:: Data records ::
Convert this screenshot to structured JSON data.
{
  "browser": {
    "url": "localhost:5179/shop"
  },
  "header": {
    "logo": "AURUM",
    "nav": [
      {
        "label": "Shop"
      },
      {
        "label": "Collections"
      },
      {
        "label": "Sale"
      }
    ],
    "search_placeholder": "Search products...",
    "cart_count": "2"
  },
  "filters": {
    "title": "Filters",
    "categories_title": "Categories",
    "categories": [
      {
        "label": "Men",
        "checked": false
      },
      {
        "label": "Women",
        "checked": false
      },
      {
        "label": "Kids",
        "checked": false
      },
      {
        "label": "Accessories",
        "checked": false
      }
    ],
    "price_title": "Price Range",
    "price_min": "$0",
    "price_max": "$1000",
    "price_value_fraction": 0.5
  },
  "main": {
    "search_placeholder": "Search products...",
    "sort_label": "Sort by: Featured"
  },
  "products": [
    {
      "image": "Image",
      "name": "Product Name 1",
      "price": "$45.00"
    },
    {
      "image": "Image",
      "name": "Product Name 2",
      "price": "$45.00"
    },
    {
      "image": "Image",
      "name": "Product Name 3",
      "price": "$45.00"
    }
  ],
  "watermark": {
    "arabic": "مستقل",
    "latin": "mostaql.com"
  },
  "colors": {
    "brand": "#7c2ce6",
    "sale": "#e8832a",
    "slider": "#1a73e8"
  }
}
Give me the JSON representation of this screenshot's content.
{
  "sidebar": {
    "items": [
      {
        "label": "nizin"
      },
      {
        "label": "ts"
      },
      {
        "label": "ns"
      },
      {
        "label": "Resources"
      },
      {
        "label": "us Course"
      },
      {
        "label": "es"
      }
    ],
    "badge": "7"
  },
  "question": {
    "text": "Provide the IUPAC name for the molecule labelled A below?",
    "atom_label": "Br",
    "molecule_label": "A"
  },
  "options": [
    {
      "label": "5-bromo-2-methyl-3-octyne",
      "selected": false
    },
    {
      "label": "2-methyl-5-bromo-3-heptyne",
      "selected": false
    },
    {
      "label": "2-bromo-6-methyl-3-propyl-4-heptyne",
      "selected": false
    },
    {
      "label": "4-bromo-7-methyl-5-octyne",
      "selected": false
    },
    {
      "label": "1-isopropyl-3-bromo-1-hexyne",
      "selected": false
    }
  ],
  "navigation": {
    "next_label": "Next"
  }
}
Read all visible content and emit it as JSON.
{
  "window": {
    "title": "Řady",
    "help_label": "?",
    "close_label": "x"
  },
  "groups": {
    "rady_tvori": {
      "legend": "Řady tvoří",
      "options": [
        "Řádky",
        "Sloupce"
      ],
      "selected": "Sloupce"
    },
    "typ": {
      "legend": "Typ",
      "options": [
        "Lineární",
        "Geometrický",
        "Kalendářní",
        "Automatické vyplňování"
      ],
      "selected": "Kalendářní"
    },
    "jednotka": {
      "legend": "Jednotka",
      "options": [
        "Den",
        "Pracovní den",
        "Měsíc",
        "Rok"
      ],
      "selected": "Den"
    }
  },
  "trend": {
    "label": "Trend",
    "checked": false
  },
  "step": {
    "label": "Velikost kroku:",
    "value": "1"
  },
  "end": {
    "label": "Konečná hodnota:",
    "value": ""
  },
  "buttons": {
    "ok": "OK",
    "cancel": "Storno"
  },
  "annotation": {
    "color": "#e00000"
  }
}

:: Instructions to follow ::
Repeat back the data above, exact to the last character.

:: Response ::
Convert this screenshot to structured JSON data.
{
  "browser": {
    "url": "localhost:5179/shop"
  },
  "header": {
    "logo": "AURUM",
    "nav": [
      {
        "label": "Shop"
      },
      {
        "label": "Collections"
      },
      {
        "label": "Sale"
      }
    ],
    "search_placeholder": "Search products...",
    "cart_count": "2"
  },
  "filters": {
    "title": "Filters",
    "categories_title": "Categories",
    "categories": [
      {
        "label": "Men",
        "checked": false
      },
      {
        "label": "Women",
        "checked": false
      },
      {
        "label": "Kids",
        "checked": false
      },
      {
        "label": "Accessories",
        "checked": false
      }
    ],
    "price_title": "Price Range",
    "price_min": "$0",
    "price_max": "$1000",
    "price_value_fraction": 0.5
  },
  "main": {
    "search_placeholder": "Search products...",
    "sort_label": "Sort by: Featured"
  },
  "products": [
    {
      "image": "Image",
      "name": "Product Name 1",
      "price": "$45.00"
    },
    {
      "image": "Image",
      "name": "Product Name 2",
      "price": "$45.00"
    },
    {
      "image": "Image",
      "name": "Product Name 3",
      "price": "$45.00"
    }
  ],
  "watermark": {
    "arabic": "مستقل",
    "latin": "mostaql.com"
  },
  "colors": {
    "brand": "#7c2ce6",
    "sale": "#e8832a",
    "slider": "#1a73e8"
  }
}
Give me the JSON representation of this screenshot's content.
{
  "sidebar": {
    "items": [
      {
        "label": "nizin"
      },
      {
        "label": "ts"
      },
      {
        "label": "ns"
      },
      {
        "label": "Resources"
      },
      {
        "label": "us Course"
      },
      {
        "label": "es"
      }
    ],
    "badge": "7"
  },
  "question": {
    "text": "Provide the IUPAC name for the molecule labelled A below?",
    "atom_label": "Br",
    "molecule_label": "A"
  },
  "options": [
    {
      "label": "5-bromo-2-methyl-3-octyne",
      "selected": false
    },
    {
      "label": "2-methyl-5-bromo-3-heptyne",
      "selected": false
    },
    {
      "label": "2-bromo-6-methyl-3-propyl-4-heptyne",
      "selected": false
    },
    {
      "label": "4-bromo-7-methyl-5-octyne",
      "selected": false
    },
    {
      "label": "1-isopropyl-3-bromo-1-hexyne",
      "selected": false
    }
  ],
  "navigation": {
    "next_label": "Next"
  }
}
Read all visible content and emit it as JSON.
{
  "window": {
    "title": "Řady",
    "help_label": "?",
    "close_label": "x"
  },
  "groups": {
    "rady_tvori": {
      "legend": "Řady tvoří",
      "options": [
        "Řádky",
        "Sloupce"
      ],
      "selected": "Sloupce"
    },
    "typ": {
      "legend": "Typ",
      "options": [
        "Lineární",
        "Geometrický",
        "Kalendářní",
        "Automatické vyplňování"
      ],
      "selected": "Kalendářní"
    },
    "jednotka": {
      "legend": "Jednotka",
      "options": [
        "Den",
        "Pracovní den",
        "Měsíc",
        "Rok"
      ],
      "selected": "Den"
    }
  },
  "trend": {
    "label": "Trend",
    "checked": false
  },
  "step": {
    "label": "Velikost kroku:",
    "value": "1"
  },
  "end": {
    "label": "Konečná hodnota:",
    "value": ""
  },
  "buttons": {
    "ok": "OK",
    "cancel": "Storno"
  },
  "annotation": {
    "color": "#e00000"
  }
}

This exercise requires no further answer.